EXTRAIT CHOISI
>>>
LA LÉGITIMITÉ D'ÊTRE MÈRE

Alors, même si je ne rentre pas dans le club traditionnel des mamans, il m'est impossible de revenir à mon statut précédent. Je ne rentre dans aucune case. Mais trouver une nouvelle case, ce n'est pas mon but. Ma mission, ma voix, c'est de parler de ma fille, de toutes ces femmes qui vivent une fausse couche, une IVG, une IMG, une mort in utero, où celles qui comme moi vivent la naissance puis la mort de leur bébé. Notre voix compte autant que les autres. Si comme moi vous ne vous sentez pas légitimes c'est normal. Mais si le temps de quelques jours, quelques semaines, quelques mois vous vous êtes senties mères alors vous l'êtes. 

La jalousie c’est un sentiment très moche, mais qui est réel, et qui refait surface très souvent : les petites Iris vivantes, les parents avec la même poussette que nous dans la rue. Des détails qui me plongent instantanément dans une profonde tristesse. Le summum de la jalousie c'est celui des annonces de grossesse ou pire, des naissances. Les bébés tout neufs c'est ma pire angoisse, j'ai le cœur qui se serre devant ces femmes qui ont le bonheur d'avoir leur enfant vivant, et je suis terrorisée par mon algorithme Instagram qui me nargue chaque jour. Ça ne me ressemble pas, mais c'est comme ça. Ça ne me ressemble pas, c'est comme ça, ça passera, mais à chaque fois la même question revient : pourquoi moi ?
<<<
[Données de segmentation de page]
>>>
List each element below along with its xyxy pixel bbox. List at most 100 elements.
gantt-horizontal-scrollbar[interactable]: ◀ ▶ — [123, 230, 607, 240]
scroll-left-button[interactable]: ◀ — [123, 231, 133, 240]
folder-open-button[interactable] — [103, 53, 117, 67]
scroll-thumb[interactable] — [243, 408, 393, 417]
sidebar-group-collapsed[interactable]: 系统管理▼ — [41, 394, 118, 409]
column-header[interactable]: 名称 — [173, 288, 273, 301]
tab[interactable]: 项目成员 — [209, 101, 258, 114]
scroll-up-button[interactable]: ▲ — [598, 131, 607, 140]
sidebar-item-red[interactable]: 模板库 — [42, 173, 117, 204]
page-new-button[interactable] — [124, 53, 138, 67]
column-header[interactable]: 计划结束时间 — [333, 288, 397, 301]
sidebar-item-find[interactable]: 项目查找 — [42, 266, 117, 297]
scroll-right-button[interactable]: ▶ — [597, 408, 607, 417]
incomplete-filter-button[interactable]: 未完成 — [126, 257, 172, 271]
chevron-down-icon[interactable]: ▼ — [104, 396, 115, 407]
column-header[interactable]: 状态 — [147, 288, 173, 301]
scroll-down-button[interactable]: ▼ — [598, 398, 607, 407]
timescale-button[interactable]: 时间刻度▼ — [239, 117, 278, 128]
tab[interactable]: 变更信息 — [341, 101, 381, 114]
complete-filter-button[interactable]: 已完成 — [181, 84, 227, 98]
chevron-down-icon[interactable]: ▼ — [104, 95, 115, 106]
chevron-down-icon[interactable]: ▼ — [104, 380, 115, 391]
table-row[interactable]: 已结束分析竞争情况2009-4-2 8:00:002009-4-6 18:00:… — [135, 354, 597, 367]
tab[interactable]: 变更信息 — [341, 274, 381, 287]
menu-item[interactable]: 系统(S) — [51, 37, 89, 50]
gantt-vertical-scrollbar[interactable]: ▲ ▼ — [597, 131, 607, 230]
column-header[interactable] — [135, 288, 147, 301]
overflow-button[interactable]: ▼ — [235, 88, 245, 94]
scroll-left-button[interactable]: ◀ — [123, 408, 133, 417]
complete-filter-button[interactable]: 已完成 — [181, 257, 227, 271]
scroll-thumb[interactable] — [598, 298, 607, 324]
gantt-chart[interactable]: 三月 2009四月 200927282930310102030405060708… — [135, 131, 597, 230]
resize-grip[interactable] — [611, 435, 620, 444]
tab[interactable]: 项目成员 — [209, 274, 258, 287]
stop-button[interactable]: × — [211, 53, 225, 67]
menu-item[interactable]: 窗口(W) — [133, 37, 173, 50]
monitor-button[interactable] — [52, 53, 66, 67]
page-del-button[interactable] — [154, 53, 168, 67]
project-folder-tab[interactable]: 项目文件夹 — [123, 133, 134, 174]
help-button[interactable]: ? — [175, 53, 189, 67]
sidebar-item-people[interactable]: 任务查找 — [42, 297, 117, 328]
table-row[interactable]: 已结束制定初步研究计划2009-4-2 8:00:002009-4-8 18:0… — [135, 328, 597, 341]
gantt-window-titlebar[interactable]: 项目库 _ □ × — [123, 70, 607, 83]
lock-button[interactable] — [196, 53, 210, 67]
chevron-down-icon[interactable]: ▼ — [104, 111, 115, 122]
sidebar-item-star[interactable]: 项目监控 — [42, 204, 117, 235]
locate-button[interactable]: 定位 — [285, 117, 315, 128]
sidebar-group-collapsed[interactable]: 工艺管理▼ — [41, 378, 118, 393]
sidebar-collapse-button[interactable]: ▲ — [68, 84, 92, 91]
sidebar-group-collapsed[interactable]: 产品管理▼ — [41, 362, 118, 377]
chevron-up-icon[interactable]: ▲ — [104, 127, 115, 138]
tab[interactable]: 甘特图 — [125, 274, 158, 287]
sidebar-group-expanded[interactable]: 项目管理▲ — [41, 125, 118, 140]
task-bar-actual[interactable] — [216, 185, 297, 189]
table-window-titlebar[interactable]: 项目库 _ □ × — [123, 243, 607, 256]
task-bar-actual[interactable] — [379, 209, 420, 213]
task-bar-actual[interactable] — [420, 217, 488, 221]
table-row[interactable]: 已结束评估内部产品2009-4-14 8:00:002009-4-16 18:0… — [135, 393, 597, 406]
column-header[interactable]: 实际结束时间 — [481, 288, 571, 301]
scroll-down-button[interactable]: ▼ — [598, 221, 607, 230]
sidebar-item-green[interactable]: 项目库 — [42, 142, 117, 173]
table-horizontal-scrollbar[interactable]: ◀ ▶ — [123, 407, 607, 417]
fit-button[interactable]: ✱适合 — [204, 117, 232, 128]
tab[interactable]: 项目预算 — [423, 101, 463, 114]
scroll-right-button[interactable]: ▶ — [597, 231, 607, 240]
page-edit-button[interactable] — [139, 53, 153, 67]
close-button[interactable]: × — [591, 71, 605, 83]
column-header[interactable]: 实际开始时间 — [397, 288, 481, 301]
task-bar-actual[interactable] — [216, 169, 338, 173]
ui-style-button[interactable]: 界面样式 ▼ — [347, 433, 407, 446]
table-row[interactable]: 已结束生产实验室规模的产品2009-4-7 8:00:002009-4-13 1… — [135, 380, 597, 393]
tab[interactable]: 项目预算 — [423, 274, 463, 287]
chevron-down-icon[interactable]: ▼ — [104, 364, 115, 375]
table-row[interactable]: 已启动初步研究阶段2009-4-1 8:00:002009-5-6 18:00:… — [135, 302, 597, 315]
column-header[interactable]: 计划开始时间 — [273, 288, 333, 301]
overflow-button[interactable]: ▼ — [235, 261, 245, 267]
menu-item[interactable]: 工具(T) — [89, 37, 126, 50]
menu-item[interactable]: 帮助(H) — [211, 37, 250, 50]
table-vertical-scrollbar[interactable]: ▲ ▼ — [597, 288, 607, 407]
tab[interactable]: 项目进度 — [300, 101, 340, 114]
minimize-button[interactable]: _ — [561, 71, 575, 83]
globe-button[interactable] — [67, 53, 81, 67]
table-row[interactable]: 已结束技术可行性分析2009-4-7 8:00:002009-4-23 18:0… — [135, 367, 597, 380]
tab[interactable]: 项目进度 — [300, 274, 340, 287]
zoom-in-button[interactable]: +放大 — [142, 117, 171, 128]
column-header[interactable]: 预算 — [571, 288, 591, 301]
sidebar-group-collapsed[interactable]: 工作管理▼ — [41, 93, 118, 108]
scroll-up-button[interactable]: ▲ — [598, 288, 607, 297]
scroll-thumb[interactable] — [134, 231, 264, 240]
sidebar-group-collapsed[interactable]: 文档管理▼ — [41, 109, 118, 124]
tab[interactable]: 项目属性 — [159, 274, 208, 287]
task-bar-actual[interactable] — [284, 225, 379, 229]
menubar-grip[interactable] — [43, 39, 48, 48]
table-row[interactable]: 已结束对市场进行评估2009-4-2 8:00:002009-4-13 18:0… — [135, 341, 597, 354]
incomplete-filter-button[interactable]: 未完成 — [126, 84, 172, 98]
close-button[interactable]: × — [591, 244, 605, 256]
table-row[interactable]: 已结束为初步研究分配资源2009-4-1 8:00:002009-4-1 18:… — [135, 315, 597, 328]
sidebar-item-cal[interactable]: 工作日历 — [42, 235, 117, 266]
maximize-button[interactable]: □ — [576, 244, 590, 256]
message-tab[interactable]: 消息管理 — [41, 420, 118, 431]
<<<
TRAVAIL DEMANDÉ
#1 D'après l'extrait, qu'est-ce qui représente le summum de la jalousie ?
#2 Citez le passage de l'extrait qui commence par "LA LÉGITIMITÉ D'ÊTRE" et se poursuit jusqu'à "alors vous l'êtes.".
Les items forment un matériau distinct de l'extrait.

SOLUTIONS
#1 Les annonces de grossesse ou, pire, les naissances.

#2
LA LÉGITIMITÉ D'ÊTRE MÈRE

Alors, même si je ne rentre pas dans le club traditionnel des mamans, il m'est impossible de revenir à mon statut précédent. Je ne rentre dans aucune case. Mais trouver une nouvelle case, ce n'est pas mon but. Ma mission, ma voix, c'est de parler de ma fille, de toutes ces femmes qui vivent une fausse couche, une IVG, une IMG, une mort in utero, où celles qui comme moi vivent la naissance puis la mort de leur bébé. Notre voix compte autant que les autres. Si comme moi vous ne vous sentez pas légitimes c'est normal. Mais si le temps de quelques jours, quelques semaines, quelques mois vous vous êtes senties mères alors vous l'êtes.